### ENTRIES SUPPLIED
--------------------------------------------------
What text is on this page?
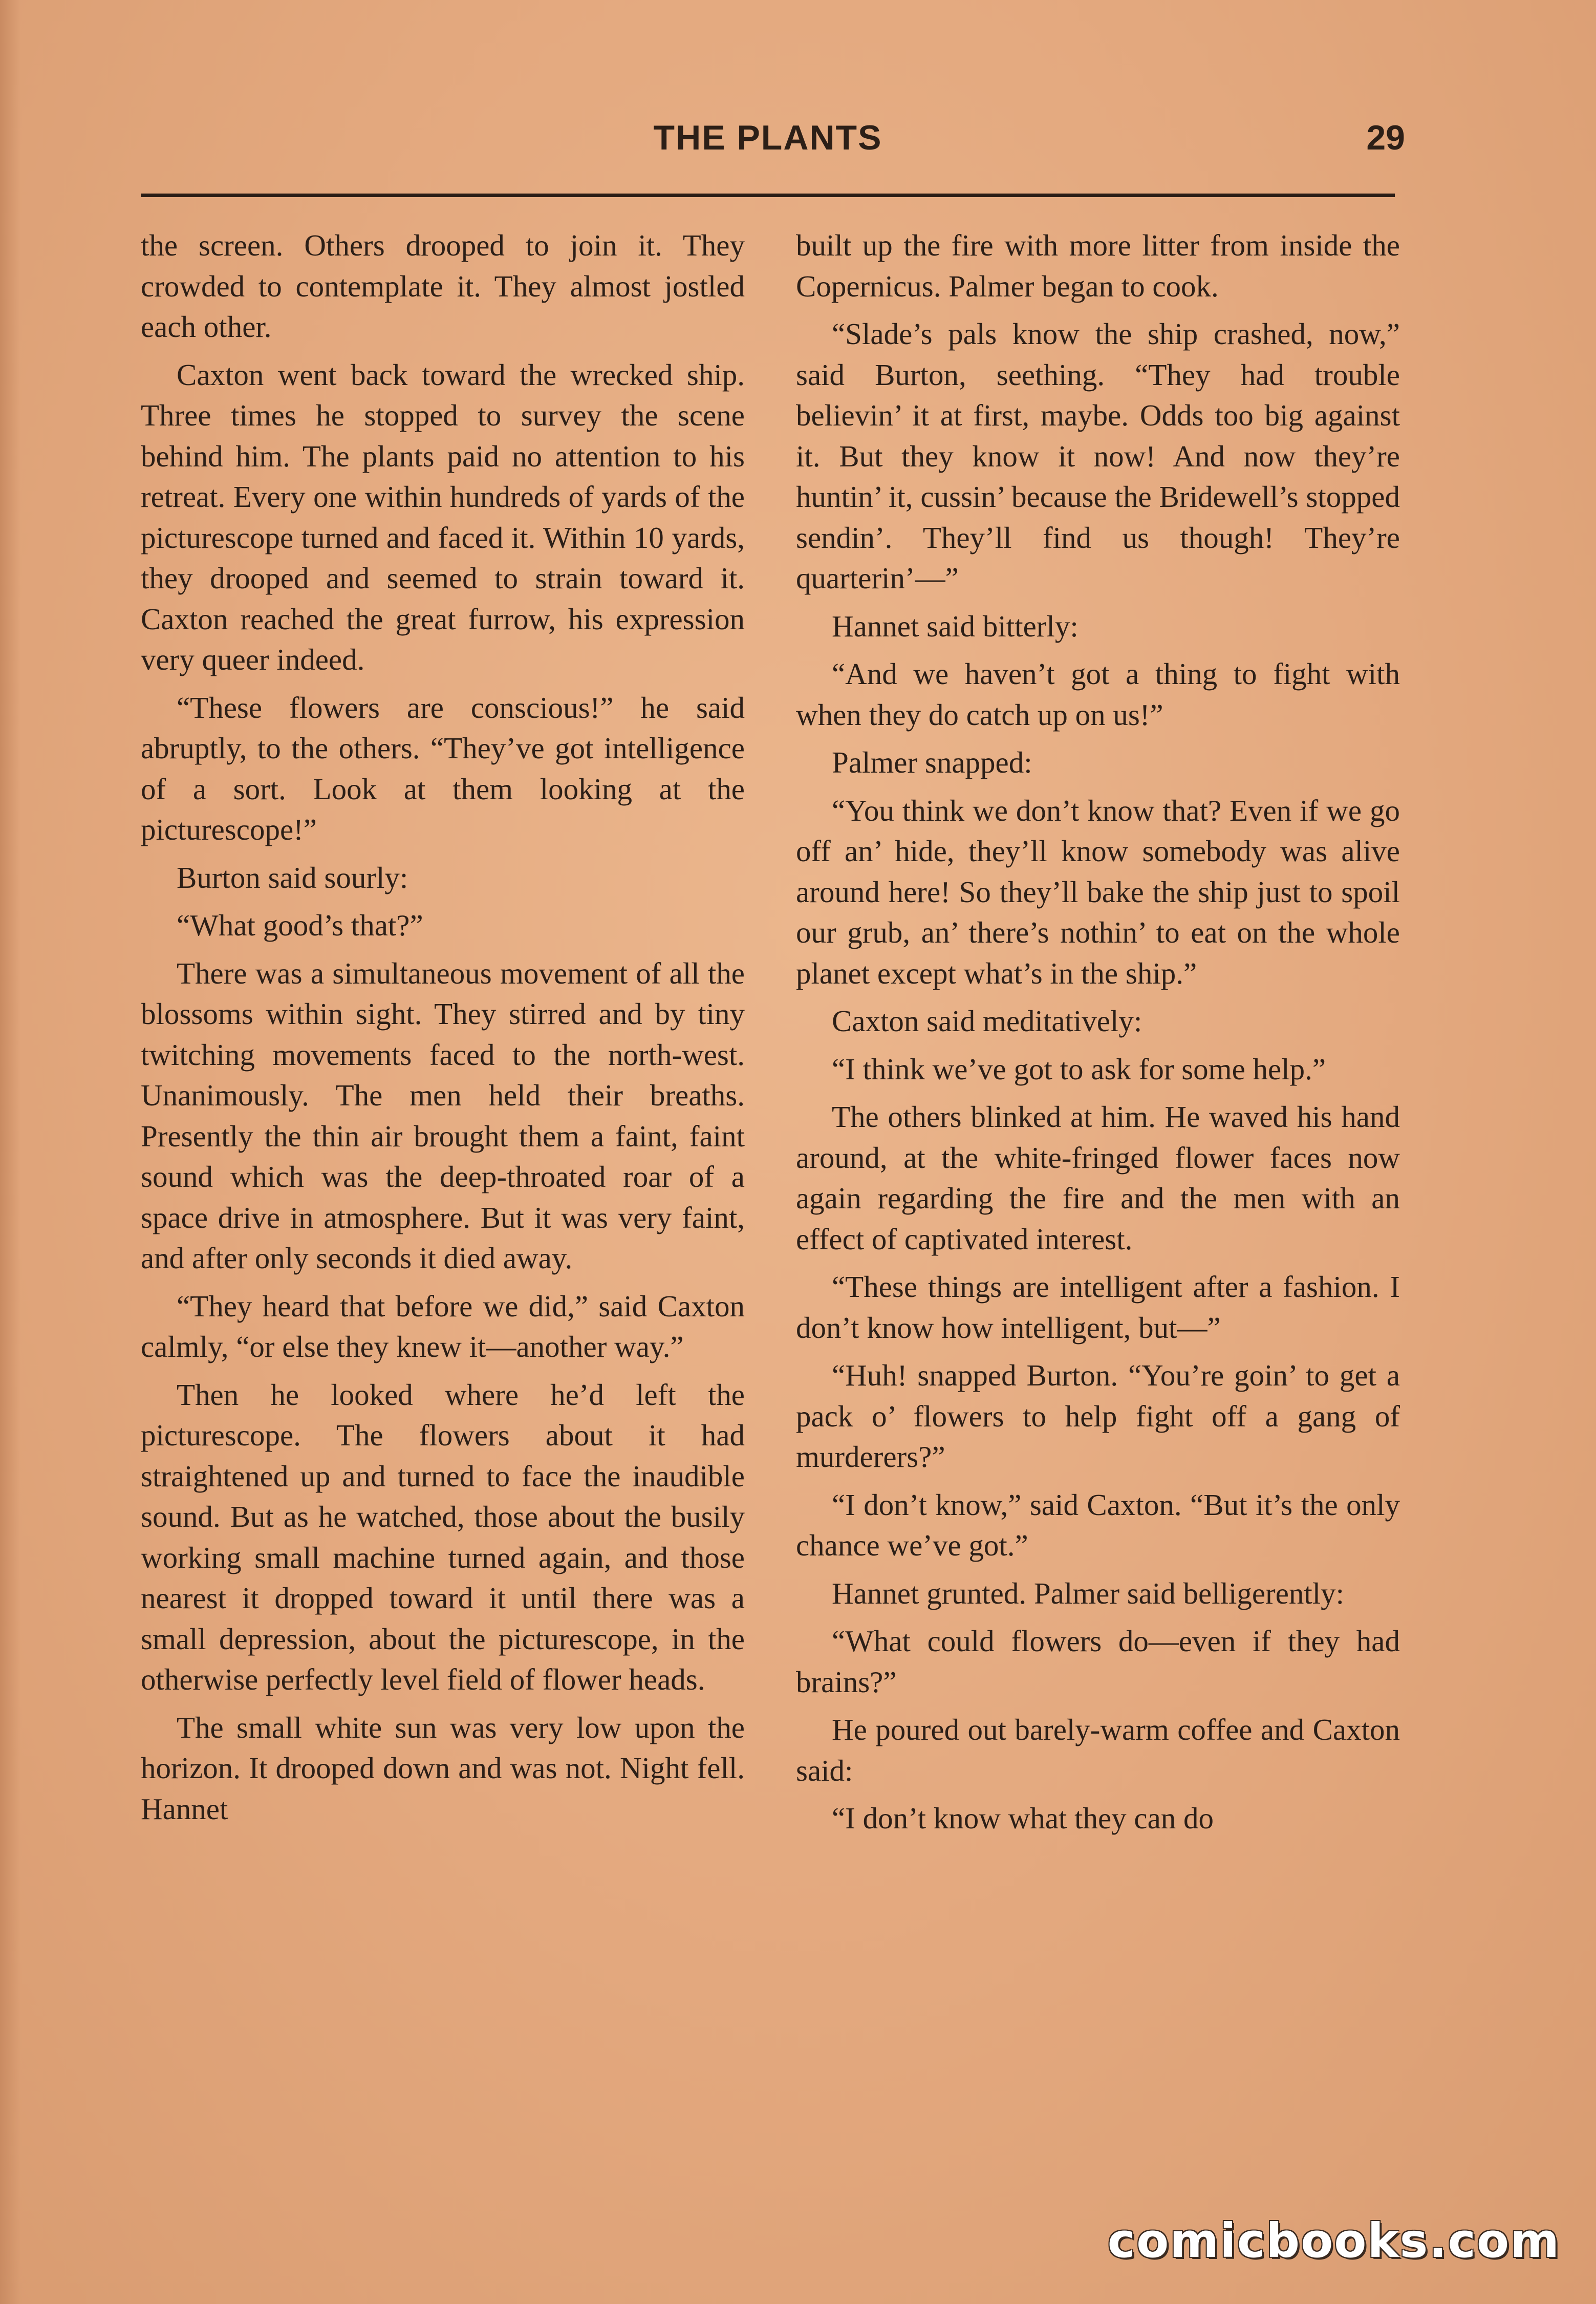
THE PLANTS	29

the screen. Others drooped to join it. They crowded to contemplate it. They almost jostled each other.

Caxton went back toward the wrecked ship. Three times he stopped to survey the scene behind him. The plants paid no attention to his retreat. Every one within hundreds of yards of the picturescope turned and faced it. Within 10 yards, they drooped and seemed to strain toward it. Caxton reached the great furrow, his expression very queer indeed.

“These flowers are conscious!” he said abruptly, to the others. “They’ve got intelligence of a sort. Look at them looking at the picturescope!”

Burton said sourly:

“What good’s that?”

There was a simultaneous movement of all the blossoms within sight. They stirred and by tiny twitching movements faced to the north-west. Unanimously. The men held their breaths. Presently the thin air brought them a faint, faint sound which was the deep-throated roar of a space drive in atmosphere. But it was very faint, and after only seconds it died away.

“They heard that before we did,” said Caxton calmly, “or else they knew it—another way.”

Then he looked where he’d left the picturescope. The flowers about it had straightened up and turned to face the inaudible sound. But as he watched, those about the busily working small machine turned again, and those nearest it dropped toward it until there was a small depression, about the picturescope, in the otherwise perfectly level field of flower heads.

The small white sun was very low upon the horizon. It drooped down and was not. Night fell. Hannet

built up the fire with more litter from inside the Copernicus. Palmer began to cook.

“Slade’s pals know the ship crashed, now,” said Burton, seething. “They had trouble believin’ it at first, maybe. Odds too big against it. But they know it now! And now they’re huntin’ it, cussin’ because the Bridewell’s stopped sendin’. They’ll find us though! They’re quarterin’—”

Hannet said bitterly:

“And we haven’t got a thing to fight with when they do catch up on us!”

Palmer snapped:

“You think we don’t know that? Even if we go off an’ hide, they’ll know somebody was alive around here! So they’ll bake the ship just to spoil our grub, an’ there’s nothin’ to eat on the whole planet except what’s in the ship.”

Caxton said meditatively:

“I think we’ve got to ask for some help.”

The others blinked at him. He waved his hand around, at the white-fringed flower faces now again regarding the fire and the men with an effect of captivated interest.

“These things are intelligent after a fashion. I don’t know how intelligent, but—”

“Huh! snapped Burton. “You’re goin’ to get a pack o’ flowers to help fight off a gang of murderers?”

“I don’t know,” said Caxton. “But it’s the only chance we’ve got.”

Hannet grunted. Palmer said belligerently:

“What could flowers do—even if they had brains?”

He poured out barely-warm coffee and Caxton said:

“I don’t know what they can do

comicbooks.com
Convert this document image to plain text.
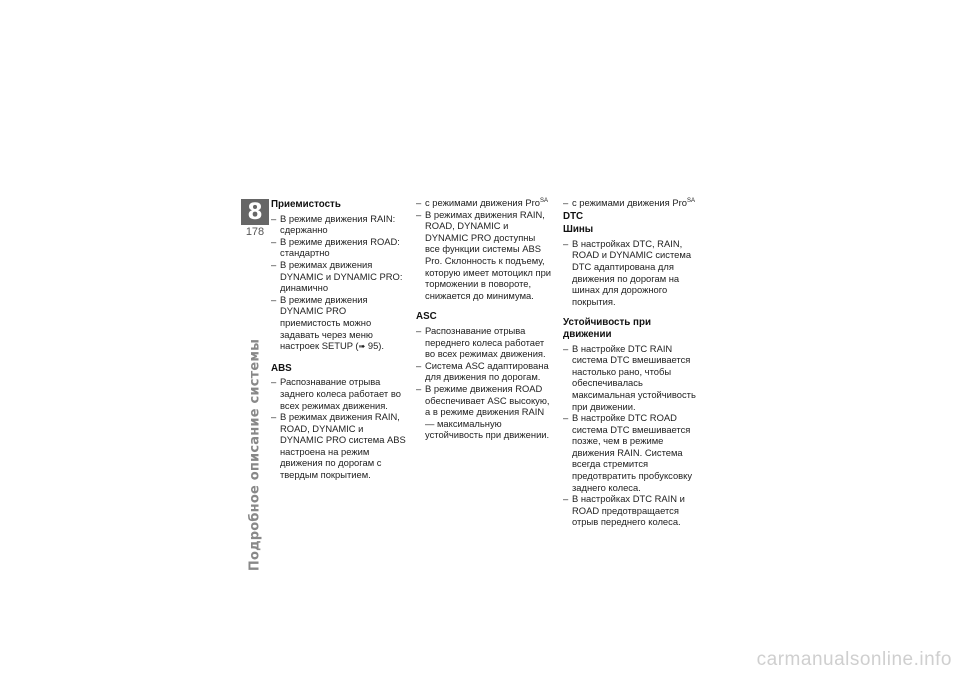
8
178
Подробное описание системы
Приемистость
– В режиме движения RAIN: сдержанно
– В режиме движения ROAD: стандартно
– В режимах движения DYNAMIC и DYNAMIC PRO: динамично
– В режиме движения DYNAMIC PRO приемистость можно задавать через меню настроек SETUP (➠ 95).
ABS
– Распознавание отрыва заднего колеса работает во всех режимах движения.
– В режимах движения RAIN, ROAD, DYNAMIC и DYNAMIC PRO система ABS настроена на режим движения по дорогам с твердым покрытием.
– с режимами движения Pro$^{SA}$
– В режимах движения RAIN, ROAD, DYNAMIC и DYNAMIC PRO доступны все функции системы ABS Pro. Склонность к подъему, которую имеет мотоцикл при торможении в повороте, снижается до минимума.
ASC
– Распознавание отрыва переднего колеса работает во всех режимах движения.
– Система ASC адаптирована для движения по дорогам.
– В режиме движения ROAD обеспечивает ASC высокую, а в режиме движения RAIN — максимальную устойчивость при движении.
– с режимами движения Pro$^{SA}$
DTC
Шины
– В настройках DTC, RAIN, ROAD и DYNAMIC система DTC адаптирована для движения по дорогам на шинах для дорожного покрытия.
Устойчивость при движении
– В настройке DTC RAIN система DTC вмешивается настолько рано, чтобы обеспечивалась максимальная устойчивость при движении.
– В настройке DTC ROAD система DTC вмешивается позже, чем в режиме движения RAIN. Система всегда стремится предотвратить пробуксовку заднего колеса.
– В настройках DTC RAIN и ROAD предотвращается отрыв переднего колеса.
carmanualsonline.info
--------------------------------------------------
### WHAT IS REQUIRED
Quote the material word for word, dropping any images it holds.

### RIGHT ANSWER
What text is on this page?
THE PLANTS	29

the screen. Others drooped to join it. They crowded to contemplate it. They almost jostled each other.

Caxton went back toward the wrecked ship. Three times he stopped to survey the scene behind him. The plants paid no attention to his retreat. Every one within hundreds of yards of the picturescope turned and faced it. Within 10 yards, they drooped and seemed to strain toward it. Caxton reached the great furrow, his expression very queer indeed.

“These flowers are conscious!” he said abruptly, to the others. “They’ve got intelligence of a sort. Look at them looking at the picturescope!”

Burton said sourly:

“What good’s that?”

There was a simultaneous movement of all the blossoms within sight. They stirred and by tiny twitching movements faced to the north-west. Unanimously. The men held their breaths. Presently the thin air brought them a faint, faint sound which was the deep-throated roar of a space drive in atmosphere. But it was very faint, and after only seconds it died away.

“They heard that before we did,” said Caxton calmly, “or else they knew it—another way.”

Then he looked where he’d left the picturescope. The flowers about it had straightened up and turned to face the inaudible sound. But as he watched, those about the busily working small machine turned again, and those nearest it dropped toward it until there was a small depression, about the picturescope, in the otherwise perfectly level field of flower heads.

The small white sun was very low upon the horizon. It drooped down and was not. Night fell. Hannet

built up the fire with more litter from inside the Copernicus. Palmer began to cook.

“Slade’s pals know the ship crashed, now,” said Burton, seething. “They had trouble believin’ it at first, maybe. Odds too big against it. But they know it now! And now they’re huntin’ it, cussin’ because the Bridewell’s stopped sendin’. They’ll find us though! They’re quarterin’—”

Hannet said bitterly:

“And we haven’t got a thing to fight with when they do catch up on us!”

Palmer snapped:

“You think we don’t know that? Even if we go off an’ hide, they’ll know somebody was alive around here! So they’ll bake the ship just to spoil our grub, an’ there’s nothin’ to eat on the whole planet except what’s in the ship.”

Caxton said meditatively:

“I think we’ve got to ask for some help.”

The others blinked at him. He waved his hand around, at the white-fringed flower faces now again regarding the fire and the men with an effect of captivated interest.

“These things are intelligent after a fashion. I don’t know how intelligent, but—”

“Huh! snapped Burton. “You’re goin’ to get a pack o’ flowers to help fight off a gang of murderers?”

“I don’t know,” said Caxton. “But it’s the only chance we’ve got.”

Hannet grunted. Palmer said belligerently:

“What could flowers do—even if they had brains?”

He poured out barely-warm coffee and Caxton said:

“I don’t know what they can do

comicbooks.com
Convert this document image to plain text.
8
178
Подробное описание системы
Приемистость
– В режиме движения RAIN: сдержанно
– В режиме движения ROAD: стандартно
– В режимах движения DYNAMIC и DYNAMIC PRO: динамично
– В режиме движения DYNAMIC PRO приемистость можно задавать через меню настроек SETUP (➠ 95).
ABS
– Распознавание отрыва заднего колеса работает во всех режимах движения.
– В режимах движения RAIN, ROAD, DYNAMIC и DYNAMIC PRO система ABS настроена на режим движения по дорогам с твердым покрытием.
– с режимами движения Pro$^{SA}$
– В режимах движения RAIN, ROAD, DYNAMIC и DYNAMIC PRO доступны все функции системы ABS Pro. Склонность к подъему, которую имеет мотоцикл при торможении в повороте, снижается до минимума.
ASC
– Распознавание отрыва переднего колеса работает во всех режимах движения.
– Система ASC адаптирована для движения по дорогам.
– В режиме движения ROAD обеспечивает ASC высокую, а в режиме движения RAIN — максимальную устойчивость при движении.
– с режимами движения Pro$^{SA}$
DTC
Шины
– В настройках DTC, RAIN, ROAD и DYNAMIC система DTC адаптирована для движения по дорогам на шинах для дорожного покрытия.
Устойчивость при движении
– В настройке DTC RAIN система DTC вмешивается настолько рано, чтобы обеспечивалась максимальная устойчивость при движении.
– В настройке DTC ROAD система DTC вмешивается позже, чем в режиме движения RAIN. Система всегда стремится предотвратить пробуксовку заднего колеса.
– В настройках DTC RAIN и ROAD предотвращается отрыв переднего колеса.
carmanualsonline.info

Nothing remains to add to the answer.